> _Request_
Return every line of the data below that includes the string "metadata".

> _Exercise inputs_
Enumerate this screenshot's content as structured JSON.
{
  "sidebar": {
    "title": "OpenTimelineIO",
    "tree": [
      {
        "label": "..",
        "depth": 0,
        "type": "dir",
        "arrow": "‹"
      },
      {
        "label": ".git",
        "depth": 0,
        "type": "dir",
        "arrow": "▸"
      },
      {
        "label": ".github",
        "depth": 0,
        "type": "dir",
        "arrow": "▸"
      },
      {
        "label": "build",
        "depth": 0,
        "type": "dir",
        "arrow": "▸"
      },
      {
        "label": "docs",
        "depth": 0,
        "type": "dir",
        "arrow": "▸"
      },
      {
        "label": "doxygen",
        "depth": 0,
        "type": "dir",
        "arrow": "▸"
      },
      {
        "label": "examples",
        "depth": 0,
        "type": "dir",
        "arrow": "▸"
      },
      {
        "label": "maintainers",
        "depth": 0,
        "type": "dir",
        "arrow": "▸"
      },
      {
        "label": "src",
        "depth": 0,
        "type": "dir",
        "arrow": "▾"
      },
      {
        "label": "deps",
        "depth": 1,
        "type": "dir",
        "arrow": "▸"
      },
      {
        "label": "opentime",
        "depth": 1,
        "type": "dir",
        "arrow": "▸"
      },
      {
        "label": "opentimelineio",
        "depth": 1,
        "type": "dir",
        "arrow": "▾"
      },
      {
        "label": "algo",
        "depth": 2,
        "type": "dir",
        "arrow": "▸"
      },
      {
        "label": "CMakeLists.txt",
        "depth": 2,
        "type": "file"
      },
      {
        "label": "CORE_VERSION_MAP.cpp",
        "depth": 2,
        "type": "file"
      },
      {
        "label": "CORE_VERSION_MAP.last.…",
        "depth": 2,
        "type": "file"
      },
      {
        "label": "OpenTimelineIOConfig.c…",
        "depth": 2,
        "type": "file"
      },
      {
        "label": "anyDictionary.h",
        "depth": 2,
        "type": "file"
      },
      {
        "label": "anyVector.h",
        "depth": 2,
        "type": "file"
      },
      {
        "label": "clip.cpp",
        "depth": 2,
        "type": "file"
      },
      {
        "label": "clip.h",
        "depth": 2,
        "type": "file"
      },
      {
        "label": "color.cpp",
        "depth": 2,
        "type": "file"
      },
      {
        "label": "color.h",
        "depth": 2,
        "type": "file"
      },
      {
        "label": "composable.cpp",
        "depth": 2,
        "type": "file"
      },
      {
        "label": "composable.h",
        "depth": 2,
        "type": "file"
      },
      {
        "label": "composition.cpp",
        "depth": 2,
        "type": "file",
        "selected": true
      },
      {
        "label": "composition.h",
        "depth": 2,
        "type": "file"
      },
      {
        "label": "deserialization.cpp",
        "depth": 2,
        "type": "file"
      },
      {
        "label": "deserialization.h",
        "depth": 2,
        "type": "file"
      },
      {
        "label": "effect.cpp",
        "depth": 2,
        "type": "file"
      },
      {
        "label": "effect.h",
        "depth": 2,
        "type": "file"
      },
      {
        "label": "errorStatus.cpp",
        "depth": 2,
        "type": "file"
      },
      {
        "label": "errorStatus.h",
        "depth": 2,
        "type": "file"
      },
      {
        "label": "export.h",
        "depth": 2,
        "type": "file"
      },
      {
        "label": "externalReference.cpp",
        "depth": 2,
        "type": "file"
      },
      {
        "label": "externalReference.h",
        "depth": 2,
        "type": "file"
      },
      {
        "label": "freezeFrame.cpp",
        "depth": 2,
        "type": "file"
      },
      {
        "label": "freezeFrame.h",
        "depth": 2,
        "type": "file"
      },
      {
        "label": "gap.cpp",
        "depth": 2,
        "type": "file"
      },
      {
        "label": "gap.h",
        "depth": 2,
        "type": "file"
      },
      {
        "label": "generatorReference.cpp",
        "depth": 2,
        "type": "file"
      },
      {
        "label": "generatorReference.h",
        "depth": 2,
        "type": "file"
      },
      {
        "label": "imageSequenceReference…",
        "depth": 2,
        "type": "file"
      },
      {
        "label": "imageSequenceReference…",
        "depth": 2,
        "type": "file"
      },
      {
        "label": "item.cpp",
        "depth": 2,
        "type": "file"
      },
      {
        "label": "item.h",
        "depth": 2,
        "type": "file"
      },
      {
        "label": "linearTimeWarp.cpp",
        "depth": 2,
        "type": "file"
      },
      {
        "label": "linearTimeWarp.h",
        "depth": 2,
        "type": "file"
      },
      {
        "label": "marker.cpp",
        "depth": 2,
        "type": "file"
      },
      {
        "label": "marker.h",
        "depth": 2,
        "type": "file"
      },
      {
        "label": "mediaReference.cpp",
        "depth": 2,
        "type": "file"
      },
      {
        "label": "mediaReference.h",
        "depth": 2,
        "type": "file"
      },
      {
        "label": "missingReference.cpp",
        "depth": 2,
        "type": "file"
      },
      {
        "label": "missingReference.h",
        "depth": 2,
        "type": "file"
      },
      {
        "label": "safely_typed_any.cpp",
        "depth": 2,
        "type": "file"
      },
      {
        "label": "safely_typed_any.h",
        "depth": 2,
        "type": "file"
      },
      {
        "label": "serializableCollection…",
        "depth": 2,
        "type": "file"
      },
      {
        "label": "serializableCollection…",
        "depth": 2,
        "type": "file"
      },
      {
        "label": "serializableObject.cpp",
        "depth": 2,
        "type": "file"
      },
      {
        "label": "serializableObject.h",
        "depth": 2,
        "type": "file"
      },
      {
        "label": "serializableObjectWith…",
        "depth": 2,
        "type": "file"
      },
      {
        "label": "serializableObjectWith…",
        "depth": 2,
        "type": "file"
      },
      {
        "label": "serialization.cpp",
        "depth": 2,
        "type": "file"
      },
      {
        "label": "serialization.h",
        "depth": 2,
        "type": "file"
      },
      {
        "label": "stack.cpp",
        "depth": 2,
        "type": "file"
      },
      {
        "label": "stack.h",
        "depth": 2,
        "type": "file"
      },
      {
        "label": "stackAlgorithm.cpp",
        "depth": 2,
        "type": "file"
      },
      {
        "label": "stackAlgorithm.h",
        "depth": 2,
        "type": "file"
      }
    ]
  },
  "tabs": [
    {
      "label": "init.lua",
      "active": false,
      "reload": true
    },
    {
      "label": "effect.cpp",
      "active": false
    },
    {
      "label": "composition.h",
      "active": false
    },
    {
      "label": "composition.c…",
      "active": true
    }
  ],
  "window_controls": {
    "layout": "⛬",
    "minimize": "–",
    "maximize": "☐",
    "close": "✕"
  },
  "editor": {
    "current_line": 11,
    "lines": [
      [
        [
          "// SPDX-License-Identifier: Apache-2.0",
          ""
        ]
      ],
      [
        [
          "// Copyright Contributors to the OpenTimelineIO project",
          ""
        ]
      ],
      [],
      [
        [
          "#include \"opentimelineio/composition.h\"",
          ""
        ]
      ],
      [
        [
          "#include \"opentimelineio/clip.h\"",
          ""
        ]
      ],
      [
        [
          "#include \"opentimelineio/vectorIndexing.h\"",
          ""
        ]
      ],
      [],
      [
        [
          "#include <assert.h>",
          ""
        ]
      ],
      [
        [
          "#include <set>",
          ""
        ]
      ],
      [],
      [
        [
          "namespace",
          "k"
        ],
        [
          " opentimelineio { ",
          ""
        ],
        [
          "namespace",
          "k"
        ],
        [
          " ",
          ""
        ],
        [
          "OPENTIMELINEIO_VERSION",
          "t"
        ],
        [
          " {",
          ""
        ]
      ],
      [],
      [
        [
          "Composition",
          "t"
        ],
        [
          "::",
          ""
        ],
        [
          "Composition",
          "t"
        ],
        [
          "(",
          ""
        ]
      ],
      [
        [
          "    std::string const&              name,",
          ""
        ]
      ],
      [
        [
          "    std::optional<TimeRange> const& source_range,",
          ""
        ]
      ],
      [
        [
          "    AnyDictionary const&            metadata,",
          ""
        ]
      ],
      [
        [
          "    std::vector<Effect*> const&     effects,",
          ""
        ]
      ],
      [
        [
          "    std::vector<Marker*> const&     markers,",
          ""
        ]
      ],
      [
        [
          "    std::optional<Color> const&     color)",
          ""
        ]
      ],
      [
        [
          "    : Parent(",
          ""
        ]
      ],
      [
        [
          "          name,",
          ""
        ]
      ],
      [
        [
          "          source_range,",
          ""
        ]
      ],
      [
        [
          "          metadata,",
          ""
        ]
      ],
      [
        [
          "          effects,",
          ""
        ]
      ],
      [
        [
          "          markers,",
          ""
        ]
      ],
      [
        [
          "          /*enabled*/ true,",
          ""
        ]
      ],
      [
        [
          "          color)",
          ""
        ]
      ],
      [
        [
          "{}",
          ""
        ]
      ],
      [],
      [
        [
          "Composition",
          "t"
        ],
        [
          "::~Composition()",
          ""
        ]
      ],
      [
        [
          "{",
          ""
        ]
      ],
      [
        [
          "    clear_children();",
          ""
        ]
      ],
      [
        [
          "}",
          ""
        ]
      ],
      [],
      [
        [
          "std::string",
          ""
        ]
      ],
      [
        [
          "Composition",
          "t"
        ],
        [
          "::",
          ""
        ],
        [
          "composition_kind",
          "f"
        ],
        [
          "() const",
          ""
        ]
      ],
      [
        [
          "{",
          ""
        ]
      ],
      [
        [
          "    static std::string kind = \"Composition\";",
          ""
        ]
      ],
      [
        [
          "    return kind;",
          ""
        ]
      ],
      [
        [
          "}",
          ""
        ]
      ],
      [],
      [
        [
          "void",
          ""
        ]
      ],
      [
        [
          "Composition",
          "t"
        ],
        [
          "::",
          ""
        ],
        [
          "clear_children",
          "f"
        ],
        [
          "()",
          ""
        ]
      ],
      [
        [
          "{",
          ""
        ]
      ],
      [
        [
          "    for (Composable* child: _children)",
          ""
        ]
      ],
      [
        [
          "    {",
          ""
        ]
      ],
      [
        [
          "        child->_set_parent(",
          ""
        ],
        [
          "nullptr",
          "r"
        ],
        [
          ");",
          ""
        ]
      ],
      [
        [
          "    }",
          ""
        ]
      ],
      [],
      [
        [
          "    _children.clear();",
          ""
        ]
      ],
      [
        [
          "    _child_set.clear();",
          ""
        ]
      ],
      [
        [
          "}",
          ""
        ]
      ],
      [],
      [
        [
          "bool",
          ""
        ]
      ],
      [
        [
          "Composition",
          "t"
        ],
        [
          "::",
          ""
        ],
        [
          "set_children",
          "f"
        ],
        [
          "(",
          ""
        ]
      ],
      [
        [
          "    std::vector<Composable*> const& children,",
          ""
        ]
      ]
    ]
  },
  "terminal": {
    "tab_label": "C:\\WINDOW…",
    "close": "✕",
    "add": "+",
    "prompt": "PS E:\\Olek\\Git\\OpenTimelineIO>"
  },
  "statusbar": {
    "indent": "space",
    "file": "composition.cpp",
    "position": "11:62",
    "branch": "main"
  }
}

> _Task result_
          "    AnyDictionary const&            metadata,",
          "          metadata,",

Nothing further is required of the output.